##### Ausgewählter Auszug
Herr Gauck, das war Ihr letzter Tag der deutschen Einheit als Bundespräsident, da Sie auf eine zweite Amtszeit verzichten, und als Prediger der völkischen Freiheit hatten Sie sich das Gepöbel am ehrgeizigsten erarbeitet, weil Ihr penetrantes völkisches „Wir“ Sie mit Ihrem Mob vereint. Westliche Freiheit ist seit der „Erfindung“ der Menschenrechte durch Jean-Jacques Rousseau (1712–1778), ihrer ersten Umsetzung mit der Unabhängigkeitserklärung der Vereinigten Staaten vom 4. Juli 1776 und in Europa ab dem 14. Juli 1789 eigentlich immer idiotensicherer geworden zumindest bis Sie kamen: Der Mensch ist frei und muß sich dafür nicht rechtfertigen, sondern vielmehr der Staat für Eingriffe, die nur auf der Grundlage von demokratisch verfaßten Gesetzen erfolgen dürfen, durch demokratisch legitimierte Vertreter und mit tatsächlich effektivem Rechtschutz gegen Mißbrauch. Sie, Herr Gauck, haben aus dieser westlichen Freiheit penetrant eine Art völkisches Gemeinschaftserlebnis gemacht, das durch Ichlinge gestört wird, welche aber die zwangsläufige Folge Ihrer Mitte-Ideologie sind, daß die sogenannte Mitte der Gesellschaft stark zu sein hat gegen „Systemverächter“ an den Rändern, wobei diese „Ränder“ links Argumente vertreten, mit denen Sie sich gar nicht erst auseinandersetzen wollen, sowie Ihr vorgeblicher Kampf gegen den rechten Rand vertuschen soll, daß deren völkischer Nationalismus exakt derselbe wie Ihrer ist, mit dem Ergebnis, daß sich dieser rechte Rand seinerseits als Mitte der Gesellschaft definiert und an Ihrem Kohlfeiertag mit Ihnen um das Erlebnis von Stärke in dieser völkischen Mitte streitet – der in Dresden pöbelnde Mob war folglich die Vulgärform Ihrer eigenen Ideologie.
##########
Entscheiden Sie für jede der drei Aussagen, ob sie mit dem ausgewählten Auszug übereinstimmt, und belegen Sie Ihr Ja oder Nein mit einem wörtlichen Zitat der maßgeblichen Worte des Auszugs.
1. Herr Gauck verzichtet auf eine zweite Amtszeit als Bundespräsident.
2. Die Unabhängigkeitserklärung der Vereinigten Staaten wird auf den 14. Juli 1789 datiert.
3. Der pöbelnde Mob befand sich in Leipzig.
Die Auflistung spielt hierfür keine Rolle.
##### Vorliegende Auflistung
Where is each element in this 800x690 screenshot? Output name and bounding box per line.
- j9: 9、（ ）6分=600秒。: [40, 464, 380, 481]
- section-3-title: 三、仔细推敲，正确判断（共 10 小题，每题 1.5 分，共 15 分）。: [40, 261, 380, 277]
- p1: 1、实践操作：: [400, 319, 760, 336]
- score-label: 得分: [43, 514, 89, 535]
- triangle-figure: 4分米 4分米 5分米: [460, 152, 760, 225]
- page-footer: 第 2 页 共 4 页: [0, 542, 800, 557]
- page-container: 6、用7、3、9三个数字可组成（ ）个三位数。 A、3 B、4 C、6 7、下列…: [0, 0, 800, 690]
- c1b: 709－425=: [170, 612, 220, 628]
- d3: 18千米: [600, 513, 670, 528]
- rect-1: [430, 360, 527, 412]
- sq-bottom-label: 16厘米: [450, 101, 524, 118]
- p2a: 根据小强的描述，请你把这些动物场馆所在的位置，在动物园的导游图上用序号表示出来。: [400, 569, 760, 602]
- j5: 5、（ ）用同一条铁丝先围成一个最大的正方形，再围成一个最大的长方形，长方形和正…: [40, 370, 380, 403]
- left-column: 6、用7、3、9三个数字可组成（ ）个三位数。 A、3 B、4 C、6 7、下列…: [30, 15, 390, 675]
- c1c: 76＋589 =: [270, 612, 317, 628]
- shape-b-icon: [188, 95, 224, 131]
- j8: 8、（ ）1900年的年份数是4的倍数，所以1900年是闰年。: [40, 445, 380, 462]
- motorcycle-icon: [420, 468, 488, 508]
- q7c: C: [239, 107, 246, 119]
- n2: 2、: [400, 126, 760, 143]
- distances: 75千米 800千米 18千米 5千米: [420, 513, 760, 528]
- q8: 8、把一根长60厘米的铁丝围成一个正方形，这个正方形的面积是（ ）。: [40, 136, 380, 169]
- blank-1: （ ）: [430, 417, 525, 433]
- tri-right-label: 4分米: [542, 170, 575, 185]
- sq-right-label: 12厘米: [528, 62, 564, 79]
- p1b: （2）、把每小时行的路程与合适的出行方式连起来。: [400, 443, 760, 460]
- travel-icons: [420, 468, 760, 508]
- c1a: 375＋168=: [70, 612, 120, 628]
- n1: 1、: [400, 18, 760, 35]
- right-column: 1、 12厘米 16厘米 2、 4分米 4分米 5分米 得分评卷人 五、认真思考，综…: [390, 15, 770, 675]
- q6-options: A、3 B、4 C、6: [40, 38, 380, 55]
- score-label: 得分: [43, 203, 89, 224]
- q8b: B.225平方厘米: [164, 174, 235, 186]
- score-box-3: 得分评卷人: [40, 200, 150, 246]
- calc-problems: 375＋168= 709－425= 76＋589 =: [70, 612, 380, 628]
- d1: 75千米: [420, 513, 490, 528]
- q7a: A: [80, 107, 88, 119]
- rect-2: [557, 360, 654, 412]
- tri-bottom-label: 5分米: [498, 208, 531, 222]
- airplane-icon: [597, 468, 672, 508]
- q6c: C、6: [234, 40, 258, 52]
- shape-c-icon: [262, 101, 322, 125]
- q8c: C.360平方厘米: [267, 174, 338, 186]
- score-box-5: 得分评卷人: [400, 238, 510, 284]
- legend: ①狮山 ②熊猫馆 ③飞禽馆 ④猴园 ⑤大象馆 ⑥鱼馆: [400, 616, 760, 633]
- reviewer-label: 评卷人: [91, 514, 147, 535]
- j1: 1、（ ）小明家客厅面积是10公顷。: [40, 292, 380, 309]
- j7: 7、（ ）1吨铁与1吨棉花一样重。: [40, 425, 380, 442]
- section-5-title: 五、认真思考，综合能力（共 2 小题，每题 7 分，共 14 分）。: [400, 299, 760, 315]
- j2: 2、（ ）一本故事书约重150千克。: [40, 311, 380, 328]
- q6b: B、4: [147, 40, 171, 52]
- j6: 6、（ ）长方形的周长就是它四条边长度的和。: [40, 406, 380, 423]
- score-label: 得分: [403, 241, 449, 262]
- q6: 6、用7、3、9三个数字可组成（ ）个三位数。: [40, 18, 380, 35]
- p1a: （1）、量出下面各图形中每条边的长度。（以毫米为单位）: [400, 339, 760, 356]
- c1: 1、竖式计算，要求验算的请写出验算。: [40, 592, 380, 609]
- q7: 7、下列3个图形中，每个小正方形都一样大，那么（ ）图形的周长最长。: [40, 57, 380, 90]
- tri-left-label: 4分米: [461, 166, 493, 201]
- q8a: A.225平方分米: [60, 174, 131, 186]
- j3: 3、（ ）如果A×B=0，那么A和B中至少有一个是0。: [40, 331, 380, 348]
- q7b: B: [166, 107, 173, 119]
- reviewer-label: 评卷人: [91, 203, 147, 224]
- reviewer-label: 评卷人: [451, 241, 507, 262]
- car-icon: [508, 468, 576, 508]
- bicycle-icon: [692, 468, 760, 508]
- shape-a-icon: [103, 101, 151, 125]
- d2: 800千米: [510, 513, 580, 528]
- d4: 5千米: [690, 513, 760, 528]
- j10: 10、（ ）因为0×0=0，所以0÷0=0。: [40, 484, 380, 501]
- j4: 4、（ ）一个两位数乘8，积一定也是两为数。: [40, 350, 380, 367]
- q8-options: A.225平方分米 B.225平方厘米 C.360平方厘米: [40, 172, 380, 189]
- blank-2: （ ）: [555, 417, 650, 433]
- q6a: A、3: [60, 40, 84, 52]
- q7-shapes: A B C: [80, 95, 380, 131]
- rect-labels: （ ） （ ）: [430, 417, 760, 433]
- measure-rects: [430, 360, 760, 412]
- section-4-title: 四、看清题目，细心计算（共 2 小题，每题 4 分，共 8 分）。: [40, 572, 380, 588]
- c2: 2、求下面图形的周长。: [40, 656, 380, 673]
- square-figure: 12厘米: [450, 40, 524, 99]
##########
- _Ergebnis der Aufgabe_
1. Ja: „da Sie auf eine zweite Amtszeit verzichten“
2. Nein: „mit der Unabhängigkeitserklärung der Vereinigten Staaten vom 4. Juli 1776“
3. Nein: „der in Dresden pöbelnde Mob“